— GIVEN TASK —
Find each line with the word "LWAL" in it, then give the total alone.

-------- PROVIDED RECORDS

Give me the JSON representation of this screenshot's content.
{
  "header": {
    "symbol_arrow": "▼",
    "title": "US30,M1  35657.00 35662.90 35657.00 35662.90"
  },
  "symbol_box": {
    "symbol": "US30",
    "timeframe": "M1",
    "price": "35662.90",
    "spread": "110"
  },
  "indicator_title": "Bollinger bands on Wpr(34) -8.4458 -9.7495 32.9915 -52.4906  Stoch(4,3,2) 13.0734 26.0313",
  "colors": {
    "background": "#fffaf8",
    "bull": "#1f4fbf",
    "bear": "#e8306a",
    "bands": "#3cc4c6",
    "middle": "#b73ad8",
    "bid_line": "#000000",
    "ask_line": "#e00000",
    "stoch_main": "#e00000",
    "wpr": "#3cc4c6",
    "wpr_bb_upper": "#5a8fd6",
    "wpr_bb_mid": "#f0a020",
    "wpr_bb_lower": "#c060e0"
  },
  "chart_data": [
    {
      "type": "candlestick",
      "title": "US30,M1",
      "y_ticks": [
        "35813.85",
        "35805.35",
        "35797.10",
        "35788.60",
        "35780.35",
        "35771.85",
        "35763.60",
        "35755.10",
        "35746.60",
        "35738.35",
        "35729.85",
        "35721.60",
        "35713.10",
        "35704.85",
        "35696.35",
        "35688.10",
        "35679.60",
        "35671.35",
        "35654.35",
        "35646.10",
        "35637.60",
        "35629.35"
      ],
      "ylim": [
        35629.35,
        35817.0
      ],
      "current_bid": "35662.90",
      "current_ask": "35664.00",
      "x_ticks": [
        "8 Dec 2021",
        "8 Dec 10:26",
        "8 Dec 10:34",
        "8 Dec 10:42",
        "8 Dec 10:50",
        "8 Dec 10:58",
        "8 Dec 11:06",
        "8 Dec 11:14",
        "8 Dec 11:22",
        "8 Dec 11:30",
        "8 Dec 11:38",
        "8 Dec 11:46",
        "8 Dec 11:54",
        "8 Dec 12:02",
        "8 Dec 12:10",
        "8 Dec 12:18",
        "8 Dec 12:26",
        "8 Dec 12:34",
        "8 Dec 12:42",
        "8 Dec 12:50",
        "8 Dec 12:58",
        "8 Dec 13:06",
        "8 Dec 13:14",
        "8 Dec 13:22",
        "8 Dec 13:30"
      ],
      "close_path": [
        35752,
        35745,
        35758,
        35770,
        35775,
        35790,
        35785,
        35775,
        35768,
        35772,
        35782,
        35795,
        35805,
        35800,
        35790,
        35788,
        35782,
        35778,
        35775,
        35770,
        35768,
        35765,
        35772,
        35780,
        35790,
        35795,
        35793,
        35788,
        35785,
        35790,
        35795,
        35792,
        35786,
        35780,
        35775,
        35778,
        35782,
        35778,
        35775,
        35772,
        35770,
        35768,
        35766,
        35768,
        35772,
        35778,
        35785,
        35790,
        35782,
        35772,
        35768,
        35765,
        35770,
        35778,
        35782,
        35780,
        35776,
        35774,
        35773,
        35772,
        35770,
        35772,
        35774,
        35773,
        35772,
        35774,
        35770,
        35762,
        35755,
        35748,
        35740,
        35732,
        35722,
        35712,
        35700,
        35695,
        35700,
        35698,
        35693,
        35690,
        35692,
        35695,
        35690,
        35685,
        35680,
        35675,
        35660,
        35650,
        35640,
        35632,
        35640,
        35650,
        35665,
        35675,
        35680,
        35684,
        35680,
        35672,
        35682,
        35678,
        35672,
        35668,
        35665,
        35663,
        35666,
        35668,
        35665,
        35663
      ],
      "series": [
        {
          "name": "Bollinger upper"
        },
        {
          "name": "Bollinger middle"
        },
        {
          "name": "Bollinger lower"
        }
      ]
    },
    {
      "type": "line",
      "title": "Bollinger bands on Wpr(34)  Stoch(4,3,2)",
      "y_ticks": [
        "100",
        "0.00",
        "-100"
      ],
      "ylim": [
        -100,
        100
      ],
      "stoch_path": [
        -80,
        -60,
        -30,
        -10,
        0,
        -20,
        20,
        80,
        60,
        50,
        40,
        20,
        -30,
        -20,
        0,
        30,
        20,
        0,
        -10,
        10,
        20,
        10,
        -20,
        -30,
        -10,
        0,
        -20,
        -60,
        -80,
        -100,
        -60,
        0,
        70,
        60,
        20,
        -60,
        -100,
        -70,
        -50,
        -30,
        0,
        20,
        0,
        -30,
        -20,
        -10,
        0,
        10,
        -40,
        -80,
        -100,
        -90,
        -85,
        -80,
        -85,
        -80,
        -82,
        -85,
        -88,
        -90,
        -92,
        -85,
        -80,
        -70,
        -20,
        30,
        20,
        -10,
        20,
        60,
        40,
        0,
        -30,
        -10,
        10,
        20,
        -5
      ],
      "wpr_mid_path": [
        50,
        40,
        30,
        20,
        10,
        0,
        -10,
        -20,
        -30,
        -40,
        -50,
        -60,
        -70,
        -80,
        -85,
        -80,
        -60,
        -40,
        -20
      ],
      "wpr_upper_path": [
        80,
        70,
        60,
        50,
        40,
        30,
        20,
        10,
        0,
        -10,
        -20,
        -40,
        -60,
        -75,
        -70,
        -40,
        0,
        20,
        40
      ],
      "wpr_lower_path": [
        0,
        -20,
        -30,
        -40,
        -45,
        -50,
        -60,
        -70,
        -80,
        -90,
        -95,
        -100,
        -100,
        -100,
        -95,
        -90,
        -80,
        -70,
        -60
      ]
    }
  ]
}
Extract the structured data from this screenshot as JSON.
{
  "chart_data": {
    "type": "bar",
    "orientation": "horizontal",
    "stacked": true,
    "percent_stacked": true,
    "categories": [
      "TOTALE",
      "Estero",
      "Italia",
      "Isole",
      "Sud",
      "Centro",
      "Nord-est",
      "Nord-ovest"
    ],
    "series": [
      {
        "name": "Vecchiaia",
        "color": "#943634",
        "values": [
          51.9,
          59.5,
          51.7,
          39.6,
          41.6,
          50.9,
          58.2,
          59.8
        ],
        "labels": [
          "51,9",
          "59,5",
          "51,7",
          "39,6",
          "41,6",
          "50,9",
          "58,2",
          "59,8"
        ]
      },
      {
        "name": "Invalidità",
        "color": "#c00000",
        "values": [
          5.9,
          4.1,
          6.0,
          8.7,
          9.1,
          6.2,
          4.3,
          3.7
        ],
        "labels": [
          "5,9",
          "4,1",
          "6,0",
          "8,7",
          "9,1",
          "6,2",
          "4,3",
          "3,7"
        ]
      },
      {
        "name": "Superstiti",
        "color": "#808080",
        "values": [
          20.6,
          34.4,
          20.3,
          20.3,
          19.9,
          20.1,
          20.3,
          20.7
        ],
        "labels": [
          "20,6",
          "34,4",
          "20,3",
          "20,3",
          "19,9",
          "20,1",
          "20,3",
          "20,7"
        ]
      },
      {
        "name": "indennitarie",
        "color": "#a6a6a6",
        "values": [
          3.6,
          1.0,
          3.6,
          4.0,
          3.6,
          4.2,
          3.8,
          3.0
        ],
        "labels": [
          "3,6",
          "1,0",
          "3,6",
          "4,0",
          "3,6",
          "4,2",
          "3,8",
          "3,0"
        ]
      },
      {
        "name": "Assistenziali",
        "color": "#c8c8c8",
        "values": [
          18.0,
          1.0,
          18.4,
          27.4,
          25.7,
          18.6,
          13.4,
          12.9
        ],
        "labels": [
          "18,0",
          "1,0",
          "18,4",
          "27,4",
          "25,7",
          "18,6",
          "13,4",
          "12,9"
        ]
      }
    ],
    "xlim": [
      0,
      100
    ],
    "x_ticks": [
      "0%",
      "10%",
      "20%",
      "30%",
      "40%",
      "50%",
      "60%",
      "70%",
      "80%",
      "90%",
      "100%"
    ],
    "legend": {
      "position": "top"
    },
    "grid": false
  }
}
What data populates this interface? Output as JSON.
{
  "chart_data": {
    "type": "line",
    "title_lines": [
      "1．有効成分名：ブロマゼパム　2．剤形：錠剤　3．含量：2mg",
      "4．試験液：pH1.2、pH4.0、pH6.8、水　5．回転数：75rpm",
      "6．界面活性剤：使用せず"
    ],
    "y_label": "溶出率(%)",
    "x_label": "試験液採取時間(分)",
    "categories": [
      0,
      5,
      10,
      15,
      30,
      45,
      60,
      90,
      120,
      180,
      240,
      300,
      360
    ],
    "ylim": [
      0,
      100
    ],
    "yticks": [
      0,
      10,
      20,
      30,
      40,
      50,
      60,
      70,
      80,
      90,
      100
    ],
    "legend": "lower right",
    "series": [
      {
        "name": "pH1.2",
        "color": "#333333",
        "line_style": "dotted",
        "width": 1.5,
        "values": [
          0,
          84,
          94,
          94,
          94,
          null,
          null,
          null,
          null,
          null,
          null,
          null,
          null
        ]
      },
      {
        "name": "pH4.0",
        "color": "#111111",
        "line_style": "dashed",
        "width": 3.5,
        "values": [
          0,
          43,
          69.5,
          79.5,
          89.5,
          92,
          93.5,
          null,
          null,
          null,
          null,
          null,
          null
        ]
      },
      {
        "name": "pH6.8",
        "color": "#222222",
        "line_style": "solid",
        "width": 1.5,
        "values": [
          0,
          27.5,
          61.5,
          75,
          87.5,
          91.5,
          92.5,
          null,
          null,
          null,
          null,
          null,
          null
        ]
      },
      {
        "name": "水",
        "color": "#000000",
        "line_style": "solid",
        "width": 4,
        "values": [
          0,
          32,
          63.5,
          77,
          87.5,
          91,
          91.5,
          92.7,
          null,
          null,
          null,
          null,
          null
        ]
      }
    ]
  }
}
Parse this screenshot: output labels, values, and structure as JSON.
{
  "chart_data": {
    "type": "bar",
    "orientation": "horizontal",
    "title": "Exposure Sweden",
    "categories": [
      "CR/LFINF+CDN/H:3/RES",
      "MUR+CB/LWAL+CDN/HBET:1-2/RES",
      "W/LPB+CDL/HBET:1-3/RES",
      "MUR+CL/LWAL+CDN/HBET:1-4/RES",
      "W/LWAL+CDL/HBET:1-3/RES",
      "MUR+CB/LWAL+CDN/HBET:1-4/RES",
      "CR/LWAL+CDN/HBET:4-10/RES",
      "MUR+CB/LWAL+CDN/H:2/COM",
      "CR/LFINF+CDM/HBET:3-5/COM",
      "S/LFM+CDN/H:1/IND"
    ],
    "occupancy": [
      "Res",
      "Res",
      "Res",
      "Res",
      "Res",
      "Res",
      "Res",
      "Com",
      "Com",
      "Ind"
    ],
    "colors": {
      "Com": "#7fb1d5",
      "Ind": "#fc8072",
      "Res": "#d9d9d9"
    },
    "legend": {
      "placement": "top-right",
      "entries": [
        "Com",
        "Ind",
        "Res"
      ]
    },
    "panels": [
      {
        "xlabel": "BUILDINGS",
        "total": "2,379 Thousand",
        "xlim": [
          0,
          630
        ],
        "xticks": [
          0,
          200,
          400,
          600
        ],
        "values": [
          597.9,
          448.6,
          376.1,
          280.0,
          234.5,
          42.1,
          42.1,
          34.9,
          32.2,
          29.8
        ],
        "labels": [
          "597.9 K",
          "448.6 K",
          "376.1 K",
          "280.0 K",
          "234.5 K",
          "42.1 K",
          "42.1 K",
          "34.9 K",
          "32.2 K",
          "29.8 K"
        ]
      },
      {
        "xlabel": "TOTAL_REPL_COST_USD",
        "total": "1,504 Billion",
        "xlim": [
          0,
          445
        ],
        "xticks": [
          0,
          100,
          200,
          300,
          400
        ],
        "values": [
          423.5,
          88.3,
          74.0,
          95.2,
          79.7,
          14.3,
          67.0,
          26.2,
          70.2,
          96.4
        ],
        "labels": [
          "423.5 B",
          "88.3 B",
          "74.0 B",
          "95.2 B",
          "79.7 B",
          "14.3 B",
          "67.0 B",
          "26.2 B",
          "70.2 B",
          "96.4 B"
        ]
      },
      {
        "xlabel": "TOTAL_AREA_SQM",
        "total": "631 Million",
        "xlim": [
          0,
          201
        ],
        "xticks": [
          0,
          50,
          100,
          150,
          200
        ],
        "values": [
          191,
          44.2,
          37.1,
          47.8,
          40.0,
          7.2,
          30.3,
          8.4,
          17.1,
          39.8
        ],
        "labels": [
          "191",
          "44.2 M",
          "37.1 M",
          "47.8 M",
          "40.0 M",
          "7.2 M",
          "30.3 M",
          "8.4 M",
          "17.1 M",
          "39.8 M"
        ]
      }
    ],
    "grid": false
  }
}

----------------

— ANSWER TO THIS TASK —
6